TUESDAY, June 5, 2018 (HealthDay News) — At non-Veterans Affairs (VA) hospitals, but not in VA hospitals, there was an increase in mandatory influenza vaccination requirements for health care personnel (HCP) from 2013 to 2017, according to a study published online June 1 in JAMA Network Open.
M. Todd Greene, Ph.D., M.P.H., from the Veterans Affairs Ann Arbor Healthcare System in Michigan, and colleagues compared the proportion of respondent hospitals requiring HCP to receive annual influenza vaccination between 2013 and 2017 in a national survey study. The study included responses from 1,062 infection preventionists from nationally representative samples of all VA and non-VA hospitals in the United States.
The researchers found that mandatory influenza vaccination requirements for HCP increased from 37.1 percent in 2013 to 61.4 percent in 2017 among all responding hospitals. This change was driven by non-VA hospitals; from 2013 to 2017, requirement policies increased from 44.3 to 69.4 percent. Conversely, the proportion of VA hospitals that required influenza vaccinations for HCP did not change significantly during this period (1.3 to 4.1 percent; 95 percent confidence interval, −2.4 to 8 percent; P = 0.29).
“In addition to implementing other well-described strategies to increase vaccination rates, health care organizations should consider mandating influenza vaccinations while appropriately weighing and managing the moral, ethical, and legal implications,” the authors write.
Several authors disclosed financial ties to the Blue Cross Blue Shield Foundation, which provided funding for the study.

=-=-=

Your instructions: From the news report on hospital flu vaccine requirements, list every percentage of hospitals requiring influenza vaccination for health care personnel, with the hospital group and year for each.

=-=-=

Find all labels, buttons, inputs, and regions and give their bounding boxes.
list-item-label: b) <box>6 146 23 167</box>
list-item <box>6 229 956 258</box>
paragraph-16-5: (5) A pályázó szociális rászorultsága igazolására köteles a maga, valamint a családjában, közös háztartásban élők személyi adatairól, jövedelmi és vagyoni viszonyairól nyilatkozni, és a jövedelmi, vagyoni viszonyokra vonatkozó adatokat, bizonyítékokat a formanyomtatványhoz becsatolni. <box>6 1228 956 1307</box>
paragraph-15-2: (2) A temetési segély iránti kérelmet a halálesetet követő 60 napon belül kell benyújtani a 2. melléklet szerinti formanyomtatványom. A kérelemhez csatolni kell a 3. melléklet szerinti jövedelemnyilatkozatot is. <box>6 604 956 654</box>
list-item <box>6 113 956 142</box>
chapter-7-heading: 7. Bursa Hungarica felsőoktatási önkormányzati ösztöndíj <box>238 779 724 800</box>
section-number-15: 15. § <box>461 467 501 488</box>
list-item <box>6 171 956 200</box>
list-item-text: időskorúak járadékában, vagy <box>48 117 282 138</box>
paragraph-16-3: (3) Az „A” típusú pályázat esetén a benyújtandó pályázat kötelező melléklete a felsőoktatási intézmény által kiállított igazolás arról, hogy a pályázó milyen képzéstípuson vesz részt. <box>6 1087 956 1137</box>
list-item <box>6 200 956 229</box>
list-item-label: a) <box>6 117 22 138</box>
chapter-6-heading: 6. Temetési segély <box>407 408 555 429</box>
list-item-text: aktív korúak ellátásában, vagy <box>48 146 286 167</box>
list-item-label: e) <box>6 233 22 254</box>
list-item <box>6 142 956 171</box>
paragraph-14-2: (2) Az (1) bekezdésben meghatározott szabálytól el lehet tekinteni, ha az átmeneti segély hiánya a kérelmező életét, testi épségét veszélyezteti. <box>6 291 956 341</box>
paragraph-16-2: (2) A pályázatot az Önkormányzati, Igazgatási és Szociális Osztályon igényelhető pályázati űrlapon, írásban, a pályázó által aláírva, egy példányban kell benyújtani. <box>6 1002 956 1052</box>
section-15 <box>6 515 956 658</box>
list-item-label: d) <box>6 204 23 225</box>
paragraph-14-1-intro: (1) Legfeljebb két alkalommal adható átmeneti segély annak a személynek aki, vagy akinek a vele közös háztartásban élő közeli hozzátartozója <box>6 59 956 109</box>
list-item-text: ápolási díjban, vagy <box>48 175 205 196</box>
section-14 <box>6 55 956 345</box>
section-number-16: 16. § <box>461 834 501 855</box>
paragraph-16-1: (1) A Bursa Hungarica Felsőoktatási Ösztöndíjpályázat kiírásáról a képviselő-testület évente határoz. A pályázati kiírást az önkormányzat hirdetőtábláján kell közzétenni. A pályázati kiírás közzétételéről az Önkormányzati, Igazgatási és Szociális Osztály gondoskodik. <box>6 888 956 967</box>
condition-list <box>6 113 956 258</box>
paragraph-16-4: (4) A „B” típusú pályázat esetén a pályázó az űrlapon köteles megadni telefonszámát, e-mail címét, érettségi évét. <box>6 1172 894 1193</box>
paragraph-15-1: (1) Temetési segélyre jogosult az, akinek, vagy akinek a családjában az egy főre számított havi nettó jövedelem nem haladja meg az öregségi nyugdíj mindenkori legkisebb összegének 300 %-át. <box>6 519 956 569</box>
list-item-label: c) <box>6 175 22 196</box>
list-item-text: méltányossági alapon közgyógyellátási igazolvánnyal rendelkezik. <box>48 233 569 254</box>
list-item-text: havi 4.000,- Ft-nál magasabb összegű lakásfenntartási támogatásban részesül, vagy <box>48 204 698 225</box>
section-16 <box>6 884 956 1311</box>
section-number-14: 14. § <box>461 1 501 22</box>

=-=-=

Your response:
- All responding hospitals, 2013: 37.1 percent
- All responding hospitals, 2017: 61.4 percent
- Non-VA hospitals, 2013: 44.3 percent
- Non-VA hospitals, 2017: 69.4 percent
- VA hospitals, 2013: 1.3 percent
- VA hospitals, 2017: 4.1 percent